Exercise data ▸

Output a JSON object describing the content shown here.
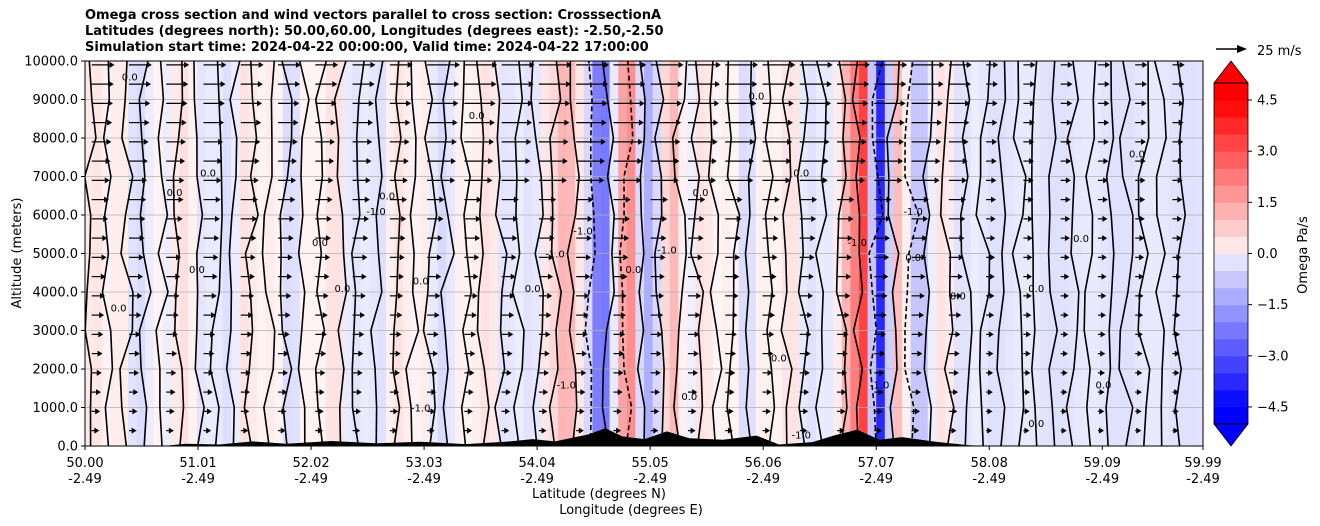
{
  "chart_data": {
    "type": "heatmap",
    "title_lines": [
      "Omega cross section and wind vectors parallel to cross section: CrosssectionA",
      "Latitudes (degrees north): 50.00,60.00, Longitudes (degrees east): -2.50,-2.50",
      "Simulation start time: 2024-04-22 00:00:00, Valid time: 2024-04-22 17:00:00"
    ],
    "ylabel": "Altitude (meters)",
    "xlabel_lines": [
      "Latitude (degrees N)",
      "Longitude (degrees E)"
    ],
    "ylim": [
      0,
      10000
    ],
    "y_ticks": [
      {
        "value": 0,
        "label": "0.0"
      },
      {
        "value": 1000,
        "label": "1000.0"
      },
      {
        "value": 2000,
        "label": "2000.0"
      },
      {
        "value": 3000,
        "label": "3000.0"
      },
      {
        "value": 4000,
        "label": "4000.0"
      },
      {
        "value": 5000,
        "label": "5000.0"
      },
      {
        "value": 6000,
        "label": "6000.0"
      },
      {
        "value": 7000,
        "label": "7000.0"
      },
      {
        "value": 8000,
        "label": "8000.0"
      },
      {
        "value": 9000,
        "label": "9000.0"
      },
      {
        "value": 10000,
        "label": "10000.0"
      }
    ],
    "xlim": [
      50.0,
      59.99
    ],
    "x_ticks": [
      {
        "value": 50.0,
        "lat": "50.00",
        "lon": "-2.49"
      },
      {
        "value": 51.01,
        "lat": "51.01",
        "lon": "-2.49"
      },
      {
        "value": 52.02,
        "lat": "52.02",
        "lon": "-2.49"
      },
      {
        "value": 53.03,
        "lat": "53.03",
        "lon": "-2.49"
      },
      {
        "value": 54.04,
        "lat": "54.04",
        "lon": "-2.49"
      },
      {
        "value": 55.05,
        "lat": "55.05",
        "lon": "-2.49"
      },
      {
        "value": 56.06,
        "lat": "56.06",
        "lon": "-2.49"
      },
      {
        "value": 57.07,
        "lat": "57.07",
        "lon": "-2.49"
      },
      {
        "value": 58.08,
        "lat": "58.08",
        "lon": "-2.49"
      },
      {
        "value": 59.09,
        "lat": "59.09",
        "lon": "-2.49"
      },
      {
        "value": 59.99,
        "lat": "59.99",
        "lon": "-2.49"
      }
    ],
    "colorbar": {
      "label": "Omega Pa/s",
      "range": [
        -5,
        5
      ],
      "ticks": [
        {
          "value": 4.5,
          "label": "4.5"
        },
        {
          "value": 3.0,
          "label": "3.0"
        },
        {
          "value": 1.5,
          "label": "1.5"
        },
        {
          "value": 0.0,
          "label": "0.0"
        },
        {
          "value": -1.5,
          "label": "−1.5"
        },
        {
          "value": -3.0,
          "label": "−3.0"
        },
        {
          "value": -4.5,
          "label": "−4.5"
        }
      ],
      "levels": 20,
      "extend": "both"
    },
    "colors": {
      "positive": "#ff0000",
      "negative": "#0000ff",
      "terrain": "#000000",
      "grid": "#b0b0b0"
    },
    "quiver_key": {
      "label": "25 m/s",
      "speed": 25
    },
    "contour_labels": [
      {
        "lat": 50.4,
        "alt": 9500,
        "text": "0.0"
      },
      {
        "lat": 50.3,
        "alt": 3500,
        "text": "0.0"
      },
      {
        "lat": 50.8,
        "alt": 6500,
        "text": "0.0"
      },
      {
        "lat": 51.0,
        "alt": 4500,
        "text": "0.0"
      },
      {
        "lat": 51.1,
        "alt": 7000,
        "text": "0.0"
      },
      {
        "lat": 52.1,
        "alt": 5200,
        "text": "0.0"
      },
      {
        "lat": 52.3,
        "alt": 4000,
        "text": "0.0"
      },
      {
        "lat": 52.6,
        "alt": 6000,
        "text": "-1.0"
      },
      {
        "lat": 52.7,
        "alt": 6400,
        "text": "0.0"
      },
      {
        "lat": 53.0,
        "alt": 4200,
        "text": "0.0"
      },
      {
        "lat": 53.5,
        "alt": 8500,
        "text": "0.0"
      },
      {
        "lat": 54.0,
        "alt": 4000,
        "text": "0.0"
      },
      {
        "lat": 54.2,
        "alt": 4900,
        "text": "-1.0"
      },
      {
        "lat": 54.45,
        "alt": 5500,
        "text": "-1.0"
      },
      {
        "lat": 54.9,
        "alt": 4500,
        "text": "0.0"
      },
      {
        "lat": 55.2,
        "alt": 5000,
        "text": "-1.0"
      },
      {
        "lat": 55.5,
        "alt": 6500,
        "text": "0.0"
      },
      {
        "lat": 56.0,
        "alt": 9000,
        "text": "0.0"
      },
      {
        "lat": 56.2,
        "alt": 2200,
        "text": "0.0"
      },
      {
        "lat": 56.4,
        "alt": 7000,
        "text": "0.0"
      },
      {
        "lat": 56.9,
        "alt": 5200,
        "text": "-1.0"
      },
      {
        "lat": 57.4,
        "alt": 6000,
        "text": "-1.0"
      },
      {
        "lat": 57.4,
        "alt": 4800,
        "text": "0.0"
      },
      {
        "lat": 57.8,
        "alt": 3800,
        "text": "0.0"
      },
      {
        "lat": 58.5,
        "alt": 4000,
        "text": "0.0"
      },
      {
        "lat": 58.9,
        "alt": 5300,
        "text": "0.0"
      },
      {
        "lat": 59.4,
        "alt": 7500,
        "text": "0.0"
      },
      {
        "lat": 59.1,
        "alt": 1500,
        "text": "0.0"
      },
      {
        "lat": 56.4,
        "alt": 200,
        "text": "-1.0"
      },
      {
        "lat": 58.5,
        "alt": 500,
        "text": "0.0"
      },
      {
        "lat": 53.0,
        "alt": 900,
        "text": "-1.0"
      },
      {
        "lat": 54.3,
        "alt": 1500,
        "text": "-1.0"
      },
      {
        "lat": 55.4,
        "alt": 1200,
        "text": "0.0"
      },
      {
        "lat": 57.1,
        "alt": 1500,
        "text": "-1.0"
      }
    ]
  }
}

* * *

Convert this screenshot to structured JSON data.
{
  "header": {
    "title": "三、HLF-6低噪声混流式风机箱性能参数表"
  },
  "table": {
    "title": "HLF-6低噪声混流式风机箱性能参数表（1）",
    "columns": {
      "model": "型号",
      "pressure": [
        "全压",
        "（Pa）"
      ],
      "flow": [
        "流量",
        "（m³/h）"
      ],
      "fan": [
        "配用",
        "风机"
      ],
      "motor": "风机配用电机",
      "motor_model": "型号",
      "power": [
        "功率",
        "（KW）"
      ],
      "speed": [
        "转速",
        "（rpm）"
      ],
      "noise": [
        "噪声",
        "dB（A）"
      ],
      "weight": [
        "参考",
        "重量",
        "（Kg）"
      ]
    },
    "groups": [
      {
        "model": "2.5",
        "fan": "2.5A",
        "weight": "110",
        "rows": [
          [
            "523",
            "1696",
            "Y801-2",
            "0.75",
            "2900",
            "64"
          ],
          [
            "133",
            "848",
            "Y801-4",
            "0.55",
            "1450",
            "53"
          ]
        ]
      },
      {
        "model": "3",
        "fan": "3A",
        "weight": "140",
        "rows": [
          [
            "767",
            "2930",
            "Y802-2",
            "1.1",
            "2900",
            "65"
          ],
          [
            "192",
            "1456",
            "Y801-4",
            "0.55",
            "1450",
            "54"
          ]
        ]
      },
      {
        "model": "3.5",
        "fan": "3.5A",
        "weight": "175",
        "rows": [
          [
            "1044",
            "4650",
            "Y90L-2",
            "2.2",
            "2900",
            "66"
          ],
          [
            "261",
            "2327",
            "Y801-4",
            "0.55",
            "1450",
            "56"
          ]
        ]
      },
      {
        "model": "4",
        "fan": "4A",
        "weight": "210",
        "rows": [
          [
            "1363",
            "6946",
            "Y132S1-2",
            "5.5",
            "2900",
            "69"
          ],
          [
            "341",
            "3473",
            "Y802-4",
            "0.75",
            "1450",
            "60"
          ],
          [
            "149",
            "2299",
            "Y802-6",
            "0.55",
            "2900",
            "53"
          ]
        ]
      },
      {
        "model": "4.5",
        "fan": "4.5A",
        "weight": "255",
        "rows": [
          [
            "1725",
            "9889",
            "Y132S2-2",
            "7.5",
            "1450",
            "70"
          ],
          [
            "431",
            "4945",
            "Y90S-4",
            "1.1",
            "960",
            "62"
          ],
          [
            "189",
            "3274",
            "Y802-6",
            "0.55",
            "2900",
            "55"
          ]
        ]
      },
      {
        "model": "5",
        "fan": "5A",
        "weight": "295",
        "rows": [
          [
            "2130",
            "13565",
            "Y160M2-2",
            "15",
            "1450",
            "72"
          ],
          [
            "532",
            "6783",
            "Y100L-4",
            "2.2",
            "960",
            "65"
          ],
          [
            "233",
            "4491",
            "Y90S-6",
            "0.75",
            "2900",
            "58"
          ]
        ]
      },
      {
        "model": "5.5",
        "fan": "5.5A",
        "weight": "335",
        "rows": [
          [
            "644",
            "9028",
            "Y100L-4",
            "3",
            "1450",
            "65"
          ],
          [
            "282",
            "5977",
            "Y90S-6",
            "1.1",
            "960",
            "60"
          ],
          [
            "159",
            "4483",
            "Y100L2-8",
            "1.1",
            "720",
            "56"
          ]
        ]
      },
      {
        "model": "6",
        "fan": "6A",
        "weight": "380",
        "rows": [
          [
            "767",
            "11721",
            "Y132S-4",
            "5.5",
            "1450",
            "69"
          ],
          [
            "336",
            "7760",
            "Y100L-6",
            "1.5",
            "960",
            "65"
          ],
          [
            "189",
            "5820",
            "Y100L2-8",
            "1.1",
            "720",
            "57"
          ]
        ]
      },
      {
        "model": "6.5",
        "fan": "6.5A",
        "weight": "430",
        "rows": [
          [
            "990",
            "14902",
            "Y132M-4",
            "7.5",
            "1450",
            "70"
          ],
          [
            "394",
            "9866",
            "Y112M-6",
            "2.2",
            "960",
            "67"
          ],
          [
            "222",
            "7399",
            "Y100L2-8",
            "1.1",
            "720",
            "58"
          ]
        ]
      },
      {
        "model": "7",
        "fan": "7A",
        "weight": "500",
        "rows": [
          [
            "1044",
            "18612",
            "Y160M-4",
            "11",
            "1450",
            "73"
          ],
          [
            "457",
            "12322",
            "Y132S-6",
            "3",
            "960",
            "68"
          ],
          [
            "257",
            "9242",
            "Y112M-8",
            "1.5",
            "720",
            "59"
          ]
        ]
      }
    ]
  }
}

---

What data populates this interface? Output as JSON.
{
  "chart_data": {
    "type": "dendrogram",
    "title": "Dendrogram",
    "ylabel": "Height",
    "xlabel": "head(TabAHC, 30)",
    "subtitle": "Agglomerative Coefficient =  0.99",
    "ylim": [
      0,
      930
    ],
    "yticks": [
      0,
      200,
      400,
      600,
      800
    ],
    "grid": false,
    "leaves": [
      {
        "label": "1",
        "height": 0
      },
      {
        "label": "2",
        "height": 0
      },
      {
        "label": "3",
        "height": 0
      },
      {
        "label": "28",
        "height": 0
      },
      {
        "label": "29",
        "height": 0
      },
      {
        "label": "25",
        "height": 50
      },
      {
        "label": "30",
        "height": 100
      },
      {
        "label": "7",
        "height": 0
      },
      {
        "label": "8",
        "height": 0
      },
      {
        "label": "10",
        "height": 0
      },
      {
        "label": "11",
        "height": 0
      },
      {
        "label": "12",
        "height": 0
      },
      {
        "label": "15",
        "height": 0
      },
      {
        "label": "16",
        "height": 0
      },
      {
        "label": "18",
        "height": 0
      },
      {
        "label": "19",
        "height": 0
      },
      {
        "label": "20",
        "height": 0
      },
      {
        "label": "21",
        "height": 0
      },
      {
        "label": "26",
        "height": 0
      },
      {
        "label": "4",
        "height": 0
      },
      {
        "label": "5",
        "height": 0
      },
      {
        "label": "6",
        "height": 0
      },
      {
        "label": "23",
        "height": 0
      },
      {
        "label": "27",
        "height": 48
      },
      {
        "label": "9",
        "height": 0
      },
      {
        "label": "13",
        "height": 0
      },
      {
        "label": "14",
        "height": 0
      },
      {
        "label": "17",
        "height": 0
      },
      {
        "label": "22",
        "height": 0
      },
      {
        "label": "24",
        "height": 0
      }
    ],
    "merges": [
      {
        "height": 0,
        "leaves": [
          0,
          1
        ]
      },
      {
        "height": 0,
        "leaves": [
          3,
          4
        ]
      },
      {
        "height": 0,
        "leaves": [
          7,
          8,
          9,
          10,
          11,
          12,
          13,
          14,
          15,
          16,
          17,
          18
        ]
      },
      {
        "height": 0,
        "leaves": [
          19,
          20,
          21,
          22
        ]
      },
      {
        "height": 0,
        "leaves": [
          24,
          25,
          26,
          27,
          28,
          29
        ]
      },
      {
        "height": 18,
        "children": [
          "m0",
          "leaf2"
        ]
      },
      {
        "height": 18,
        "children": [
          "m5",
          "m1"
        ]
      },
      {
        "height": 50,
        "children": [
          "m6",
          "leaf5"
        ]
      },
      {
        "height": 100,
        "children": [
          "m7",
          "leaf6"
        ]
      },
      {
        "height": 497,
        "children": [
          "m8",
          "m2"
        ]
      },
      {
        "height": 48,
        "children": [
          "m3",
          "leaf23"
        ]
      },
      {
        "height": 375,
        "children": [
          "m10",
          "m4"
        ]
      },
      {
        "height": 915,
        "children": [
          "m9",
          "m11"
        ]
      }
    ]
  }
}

Exercise ▸ Look for "JSON" and pull out every line that has it.

The solution ▸
Output a JSON object describing the content shown here.
Convert this screenshot to structured JSON data.
What data populates this interface? Output as JSON.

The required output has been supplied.